Stated problem
Give the data below again, word for word.

Available records
|---|

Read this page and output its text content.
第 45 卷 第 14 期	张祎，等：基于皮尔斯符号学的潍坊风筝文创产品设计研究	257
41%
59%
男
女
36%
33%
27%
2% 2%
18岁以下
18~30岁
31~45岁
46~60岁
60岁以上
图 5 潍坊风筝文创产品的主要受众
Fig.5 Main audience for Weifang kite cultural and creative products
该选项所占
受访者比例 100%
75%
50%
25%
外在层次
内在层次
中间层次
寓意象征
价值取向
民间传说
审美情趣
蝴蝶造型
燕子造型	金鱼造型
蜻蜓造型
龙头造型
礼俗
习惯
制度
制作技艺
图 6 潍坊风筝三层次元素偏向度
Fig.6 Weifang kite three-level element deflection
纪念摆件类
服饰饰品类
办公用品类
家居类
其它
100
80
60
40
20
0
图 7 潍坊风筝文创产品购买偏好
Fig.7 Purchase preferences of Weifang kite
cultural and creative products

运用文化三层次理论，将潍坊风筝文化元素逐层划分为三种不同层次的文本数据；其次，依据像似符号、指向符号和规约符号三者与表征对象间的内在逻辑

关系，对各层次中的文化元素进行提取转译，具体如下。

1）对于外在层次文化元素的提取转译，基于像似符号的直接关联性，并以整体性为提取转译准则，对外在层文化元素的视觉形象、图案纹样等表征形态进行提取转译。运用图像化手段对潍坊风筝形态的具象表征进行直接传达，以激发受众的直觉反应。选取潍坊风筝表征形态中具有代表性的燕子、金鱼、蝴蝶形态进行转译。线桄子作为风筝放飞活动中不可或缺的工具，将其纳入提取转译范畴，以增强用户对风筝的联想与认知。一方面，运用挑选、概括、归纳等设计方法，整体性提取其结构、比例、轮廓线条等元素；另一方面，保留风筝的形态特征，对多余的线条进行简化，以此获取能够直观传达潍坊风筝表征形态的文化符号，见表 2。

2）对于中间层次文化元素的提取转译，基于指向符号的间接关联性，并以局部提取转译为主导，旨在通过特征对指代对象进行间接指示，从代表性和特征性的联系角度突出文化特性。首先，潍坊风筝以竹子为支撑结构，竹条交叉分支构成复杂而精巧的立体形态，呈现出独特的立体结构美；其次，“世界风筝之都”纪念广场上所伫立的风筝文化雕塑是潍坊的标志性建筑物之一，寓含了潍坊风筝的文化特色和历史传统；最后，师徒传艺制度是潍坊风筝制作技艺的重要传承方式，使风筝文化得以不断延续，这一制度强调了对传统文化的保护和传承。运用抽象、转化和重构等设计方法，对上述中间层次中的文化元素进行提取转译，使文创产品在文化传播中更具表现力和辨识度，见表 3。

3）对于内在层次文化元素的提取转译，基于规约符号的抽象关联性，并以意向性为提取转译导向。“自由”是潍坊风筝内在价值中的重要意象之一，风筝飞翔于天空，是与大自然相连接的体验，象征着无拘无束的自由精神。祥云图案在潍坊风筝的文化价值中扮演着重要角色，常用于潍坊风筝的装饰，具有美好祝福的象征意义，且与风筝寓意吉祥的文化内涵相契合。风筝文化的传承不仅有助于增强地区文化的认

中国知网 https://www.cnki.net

|---|

Expected answer
Read this page and output its text content.
第 45 卷 第 14 期	张祎，等：基于皮尔斯符号学的潍坊风筝文创产品设计研究	257
41%
59%
男
女
36%
33%
27%
2% 2%
18岁以下
18~30岁
31~45岁
46~60岁
60岁以上
图 5 潍坊风筝文创产品的主要受众
Fig.5 Main audience for Weifang kite cultural and creative products
该选项所占
受访者比例 100%
75%
50%
25%
外在层次
内在层次
中间层次
寓意象征
价值取向
民间传说
审美情趣
蝴蝶造型
燕子造型	金鱼造型
蜻蜓造型
龙头造型
礼俗
习惯
制度
制作技艺
图 6 潍坊风筝三层次元素偏向度
Fig.6 Weifang kite three-level element deflection
纪念摆件类
服饰饰品类
办公用品类
家居类
其它
100
80
60
40
20
0
图 7 潍坊风筝文创产品购买偏好
Fig.7 Purchase preferences of Weifang kite
cultural and creative products

运用文化三层次理论，将潍坊风筝文化元素逐层划分为三种不同层次的文本数据；其次，依据像似符号、指向符号和规约符号三者与表征对象间的内在逻辑

关系，对各层次中的文化元素进行提取转译，具体如下。

1）对于外在层次文化元素的提取转译，基于像似符号的直接关联性，并以整体性为提取转译准则，对外在层文化元素的视觉形象、图案纹样等表征形态进行提取转译。运用图像化手段对潍坊风筝形态的具象表征进行直接传达，以激发受众的直觉反应。选取潍坊风筝表征形态中具有代表性的燕子、金鱼、蝴蝶形态进行转译。线桄子作为风筝放飞活动中不可或缺的工具，将其纳入提取转译范畴，以增强用户对风筝的联想与认知。一方面，运用挑选、概括、归纳等设计方法，整体性提取其结构、比例、轮廓线条等元素；另一方面，保留风筝的形态特征，对多余的线条进行简化，以此获取能够直观传达潍坊风筝表征形态的文化符号，见表 2。

2）对于中间层次文化元素的提取转译，基于指向符号的间接关联性，并以局部提取转译为主导，旨在通过特征对指代对象进行间接指示，从代表性和特征性的联系角度突出文化特性。首先，潍坊风筝以竹子为支撑结构，竹条交叉分支构成复杂而精巧的立体形态，呈现出独特的立体结构美；其次，“世界风筝之都”纪念广场上所伫立的风筝文化雕塑是潍坊的标志性建筑物之一，寓含了潍坊风筝的文化特色和历史传统；最后，师徒传艺制度是潍坊风筝制作技艺的重要传承方式，使风筝文化得以不断延续，这一制度强调了对传统文化的保护和传承。运用抽象、转化和重构等设计方法，对上述中间层次中的文化元素进行提取转译，使文创产品在文化传播中更具表现力和辨识度，见表 3。

3）对于内在层次文化元素的提取转译，基于规约符号的抽象关联性，并以意向性为提取转译导向。“自由”是潍坊风筝内在价值中的重要意象之一，风筝飞翔于天空，是与大自然相连接的体验，象征着无拘无束的自由精神。祥云图案在潍坊风筝的文化价值中扮演着重要角色，常用于潍坊风筝的装饰，具有美好祝福的象征意义，且与风筝寓意吉祥的文化内涵相契合。风筝文化的传承不仅有助于增强地区文化的认

中国知网 https://www.cnki.net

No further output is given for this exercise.